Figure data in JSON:
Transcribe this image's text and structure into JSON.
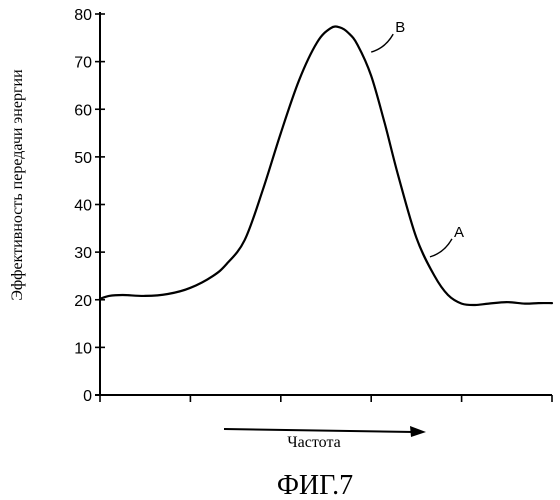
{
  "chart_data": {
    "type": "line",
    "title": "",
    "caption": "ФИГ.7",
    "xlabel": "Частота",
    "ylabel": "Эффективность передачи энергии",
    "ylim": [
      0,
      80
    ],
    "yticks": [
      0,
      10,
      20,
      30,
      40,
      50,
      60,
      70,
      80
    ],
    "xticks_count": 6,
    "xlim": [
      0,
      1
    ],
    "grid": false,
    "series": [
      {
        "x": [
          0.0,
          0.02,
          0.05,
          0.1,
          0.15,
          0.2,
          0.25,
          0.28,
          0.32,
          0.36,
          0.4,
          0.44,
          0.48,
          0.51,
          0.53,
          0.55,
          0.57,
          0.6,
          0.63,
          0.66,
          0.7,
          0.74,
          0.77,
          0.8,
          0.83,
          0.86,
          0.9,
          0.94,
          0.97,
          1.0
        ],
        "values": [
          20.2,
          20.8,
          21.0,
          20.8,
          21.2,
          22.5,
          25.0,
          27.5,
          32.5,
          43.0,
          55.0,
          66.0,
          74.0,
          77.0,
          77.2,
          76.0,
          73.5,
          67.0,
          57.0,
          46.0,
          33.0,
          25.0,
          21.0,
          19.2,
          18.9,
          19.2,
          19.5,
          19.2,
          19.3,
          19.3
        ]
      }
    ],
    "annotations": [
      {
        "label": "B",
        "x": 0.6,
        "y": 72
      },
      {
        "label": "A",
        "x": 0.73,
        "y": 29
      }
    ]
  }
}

Written problem: Apart from the pictures, the entries above are to be repeated in full and exactly.

Answer to the task:
Transcribe this image's text and structure into JSON.
{
  "chart_data": {
    "type": "line",
    "title": "",
    "caption": "ФИГ.7",
    "xlabel": "Частота",
    "ylabel": "Эффективность передачи энергии",
    "ylim": [
      0,
      80
    ],
    "yticks": [
      0,
      10,
      20,
      30,
      40,
      50,
      60,
      70,
      80
    ],
    "xticks_count": 6,
    "xlim": [
      0,
      1
    ],
    "grid": false,
    "series": [
      {
        "x": [
          0.0,
          0.02,
          0.05,
          0.1,
          0.15,
          0.2,
          0.25,
          0.28,
          0.32,
          0.36,
          0.4,
          0.44,
          0.48,
          0.51,
          0.53,
          0.55,
          0.57,
          0.6,
          0.63,
          0.66,
          0.7,
          0.74,
          0.77,
          0.8,
          0.83,
          0.86,
          0.9,
          0.94,
          0.97,
          1.0
        ],
        "values": [
          20.2,
          20.8,
          21.0,
          20.8,
          21.2,
          22.5,
          25.0,
          27.5,
          32.5,
          43.0,
          55.0,
          66.0,
          74.0,
          77.0,
          77.2,
          76.0,
          73.5,
          67.0,
          57.0,
          46.0,
          33.0,
          25.0,
          21.0,
          19.2,
          18.9,
          19.2,
          19.5,
          19.2,
          19.3,
          19.3
        ]
      }
    ],
    "annotations": [
      {
        "label": "B",
        "x": 0.6,
        "y": 72
      },
      {
        "label": "A",
        "x": 0.73,
        "y": 29
      }
    ]
  }
}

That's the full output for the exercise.